Saved data entries:
^^^^^^^^^^^^^^^^

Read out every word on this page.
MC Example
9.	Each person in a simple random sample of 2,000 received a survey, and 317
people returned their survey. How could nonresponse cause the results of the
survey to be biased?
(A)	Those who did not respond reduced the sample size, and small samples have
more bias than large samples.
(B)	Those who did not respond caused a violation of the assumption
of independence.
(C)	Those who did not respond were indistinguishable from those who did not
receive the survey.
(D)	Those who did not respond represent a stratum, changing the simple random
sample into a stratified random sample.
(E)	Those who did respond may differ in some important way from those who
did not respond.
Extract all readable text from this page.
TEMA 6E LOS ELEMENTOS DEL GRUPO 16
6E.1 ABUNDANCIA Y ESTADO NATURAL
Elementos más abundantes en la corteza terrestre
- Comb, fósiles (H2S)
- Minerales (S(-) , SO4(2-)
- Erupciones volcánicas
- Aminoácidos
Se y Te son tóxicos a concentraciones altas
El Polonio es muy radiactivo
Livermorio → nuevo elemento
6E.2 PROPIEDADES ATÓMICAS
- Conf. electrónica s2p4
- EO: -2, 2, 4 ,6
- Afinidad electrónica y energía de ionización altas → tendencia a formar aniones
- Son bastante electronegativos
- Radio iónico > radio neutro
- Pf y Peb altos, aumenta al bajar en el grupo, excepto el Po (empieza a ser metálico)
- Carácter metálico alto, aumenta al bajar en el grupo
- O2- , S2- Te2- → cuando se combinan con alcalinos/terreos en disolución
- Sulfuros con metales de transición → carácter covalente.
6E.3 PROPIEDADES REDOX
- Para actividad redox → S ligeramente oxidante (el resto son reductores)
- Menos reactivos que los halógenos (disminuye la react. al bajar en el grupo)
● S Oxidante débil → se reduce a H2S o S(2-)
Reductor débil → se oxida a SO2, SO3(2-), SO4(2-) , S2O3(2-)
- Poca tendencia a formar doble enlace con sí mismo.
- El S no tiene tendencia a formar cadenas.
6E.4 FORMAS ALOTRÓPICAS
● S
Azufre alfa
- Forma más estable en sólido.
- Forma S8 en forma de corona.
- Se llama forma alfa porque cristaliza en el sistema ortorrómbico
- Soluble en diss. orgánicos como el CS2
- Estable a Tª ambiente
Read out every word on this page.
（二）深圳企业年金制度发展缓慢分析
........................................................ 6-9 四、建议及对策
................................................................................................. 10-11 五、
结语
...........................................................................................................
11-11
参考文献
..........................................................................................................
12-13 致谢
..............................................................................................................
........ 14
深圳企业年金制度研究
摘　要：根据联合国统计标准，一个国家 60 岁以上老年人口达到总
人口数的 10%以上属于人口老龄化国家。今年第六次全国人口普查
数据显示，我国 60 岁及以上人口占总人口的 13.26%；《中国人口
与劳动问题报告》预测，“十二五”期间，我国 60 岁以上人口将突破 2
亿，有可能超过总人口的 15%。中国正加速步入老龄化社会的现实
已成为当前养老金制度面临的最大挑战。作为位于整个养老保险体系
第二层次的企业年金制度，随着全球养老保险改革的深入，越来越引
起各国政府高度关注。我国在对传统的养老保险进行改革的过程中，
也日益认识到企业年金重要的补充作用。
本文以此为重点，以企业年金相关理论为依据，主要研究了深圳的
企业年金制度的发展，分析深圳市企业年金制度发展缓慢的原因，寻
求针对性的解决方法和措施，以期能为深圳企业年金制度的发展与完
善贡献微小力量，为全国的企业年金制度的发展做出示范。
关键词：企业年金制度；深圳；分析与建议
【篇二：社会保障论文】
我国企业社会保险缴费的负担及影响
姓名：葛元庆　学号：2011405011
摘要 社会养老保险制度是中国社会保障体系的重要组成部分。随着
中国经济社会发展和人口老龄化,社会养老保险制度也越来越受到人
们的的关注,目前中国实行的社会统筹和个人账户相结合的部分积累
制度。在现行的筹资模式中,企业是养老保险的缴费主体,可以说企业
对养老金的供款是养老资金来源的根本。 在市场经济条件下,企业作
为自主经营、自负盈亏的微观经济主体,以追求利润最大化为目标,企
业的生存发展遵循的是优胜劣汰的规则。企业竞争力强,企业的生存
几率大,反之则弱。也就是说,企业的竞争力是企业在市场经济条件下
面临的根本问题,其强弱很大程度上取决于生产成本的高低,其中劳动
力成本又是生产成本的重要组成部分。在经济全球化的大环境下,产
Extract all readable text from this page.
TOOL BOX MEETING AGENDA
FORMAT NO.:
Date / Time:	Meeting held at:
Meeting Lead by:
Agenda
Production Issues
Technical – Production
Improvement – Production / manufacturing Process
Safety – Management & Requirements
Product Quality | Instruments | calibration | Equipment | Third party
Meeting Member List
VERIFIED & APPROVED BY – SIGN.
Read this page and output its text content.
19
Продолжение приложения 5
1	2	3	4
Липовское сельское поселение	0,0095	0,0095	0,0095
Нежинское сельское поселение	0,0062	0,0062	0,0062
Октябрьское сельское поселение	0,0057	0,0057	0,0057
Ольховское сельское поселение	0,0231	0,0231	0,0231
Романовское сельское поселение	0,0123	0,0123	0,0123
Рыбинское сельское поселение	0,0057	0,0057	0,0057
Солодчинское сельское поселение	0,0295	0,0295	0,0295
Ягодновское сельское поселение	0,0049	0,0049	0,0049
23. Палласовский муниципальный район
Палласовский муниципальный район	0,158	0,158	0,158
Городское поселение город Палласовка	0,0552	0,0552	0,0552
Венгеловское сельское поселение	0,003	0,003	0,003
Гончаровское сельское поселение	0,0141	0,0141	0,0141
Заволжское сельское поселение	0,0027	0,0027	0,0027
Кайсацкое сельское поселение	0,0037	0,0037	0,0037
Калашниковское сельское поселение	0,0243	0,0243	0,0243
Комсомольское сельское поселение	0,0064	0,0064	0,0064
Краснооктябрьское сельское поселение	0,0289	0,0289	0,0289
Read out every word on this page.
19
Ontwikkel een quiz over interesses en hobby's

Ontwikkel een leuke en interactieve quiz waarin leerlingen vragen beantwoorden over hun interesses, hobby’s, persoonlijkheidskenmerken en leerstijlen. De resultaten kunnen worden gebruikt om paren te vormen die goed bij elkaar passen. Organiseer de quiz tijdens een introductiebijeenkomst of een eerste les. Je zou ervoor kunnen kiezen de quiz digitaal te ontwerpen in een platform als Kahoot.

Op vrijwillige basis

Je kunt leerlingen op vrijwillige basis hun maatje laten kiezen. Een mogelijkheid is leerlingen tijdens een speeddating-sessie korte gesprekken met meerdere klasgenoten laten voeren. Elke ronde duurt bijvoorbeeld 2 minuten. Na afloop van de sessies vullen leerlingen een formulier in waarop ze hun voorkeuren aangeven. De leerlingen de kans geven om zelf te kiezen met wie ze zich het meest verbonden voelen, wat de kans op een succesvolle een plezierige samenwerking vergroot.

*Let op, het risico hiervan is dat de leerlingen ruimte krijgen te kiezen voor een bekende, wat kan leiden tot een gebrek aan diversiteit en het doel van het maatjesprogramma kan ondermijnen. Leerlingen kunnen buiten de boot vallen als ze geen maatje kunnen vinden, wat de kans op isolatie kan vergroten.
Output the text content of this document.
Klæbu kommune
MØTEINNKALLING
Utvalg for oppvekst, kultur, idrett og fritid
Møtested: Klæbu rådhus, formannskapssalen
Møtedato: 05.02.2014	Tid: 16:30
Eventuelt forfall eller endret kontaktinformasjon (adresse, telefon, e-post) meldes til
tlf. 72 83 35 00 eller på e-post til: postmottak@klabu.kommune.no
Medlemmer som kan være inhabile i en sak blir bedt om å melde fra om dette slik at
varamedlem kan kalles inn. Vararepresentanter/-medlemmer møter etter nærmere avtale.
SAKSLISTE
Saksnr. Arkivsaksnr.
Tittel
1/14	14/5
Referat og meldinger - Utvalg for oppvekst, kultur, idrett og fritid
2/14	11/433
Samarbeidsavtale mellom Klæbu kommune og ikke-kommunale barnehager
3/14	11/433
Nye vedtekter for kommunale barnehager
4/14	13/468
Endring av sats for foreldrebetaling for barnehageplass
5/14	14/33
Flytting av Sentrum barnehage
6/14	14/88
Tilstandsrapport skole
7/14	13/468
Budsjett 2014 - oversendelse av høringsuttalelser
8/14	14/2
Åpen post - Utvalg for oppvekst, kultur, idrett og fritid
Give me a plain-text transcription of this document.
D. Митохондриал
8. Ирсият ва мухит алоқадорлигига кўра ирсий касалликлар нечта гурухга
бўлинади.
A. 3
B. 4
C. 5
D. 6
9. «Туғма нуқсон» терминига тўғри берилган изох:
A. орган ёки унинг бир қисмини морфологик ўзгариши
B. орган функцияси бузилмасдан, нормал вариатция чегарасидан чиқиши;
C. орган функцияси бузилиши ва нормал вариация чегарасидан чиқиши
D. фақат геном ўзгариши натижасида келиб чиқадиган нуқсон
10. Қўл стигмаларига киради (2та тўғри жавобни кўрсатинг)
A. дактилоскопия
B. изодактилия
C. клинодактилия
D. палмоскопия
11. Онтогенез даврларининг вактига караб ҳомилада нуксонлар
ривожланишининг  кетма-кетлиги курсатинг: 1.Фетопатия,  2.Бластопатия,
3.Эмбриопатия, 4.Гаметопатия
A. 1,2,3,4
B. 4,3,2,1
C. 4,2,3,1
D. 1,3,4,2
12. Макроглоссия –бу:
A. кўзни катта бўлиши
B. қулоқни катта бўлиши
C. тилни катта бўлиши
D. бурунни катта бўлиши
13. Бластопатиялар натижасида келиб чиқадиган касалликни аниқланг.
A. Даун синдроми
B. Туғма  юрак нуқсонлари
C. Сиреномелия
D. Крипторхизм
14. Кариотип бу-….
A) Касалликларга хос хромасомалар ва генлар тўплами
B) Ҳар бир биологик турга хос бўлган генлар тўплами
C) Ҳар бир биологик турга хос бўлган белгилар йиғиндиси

^^^^^^^^^^^^^^^^

What you should do:
Search the listing above for the string "barnehager". Copy every line that contains it.

Reply to the exercise:
Samarbeidsavtale mellom Klæbu kommune og ikke-kommunale barnehager
Nye vedtekter for kommunale barnehager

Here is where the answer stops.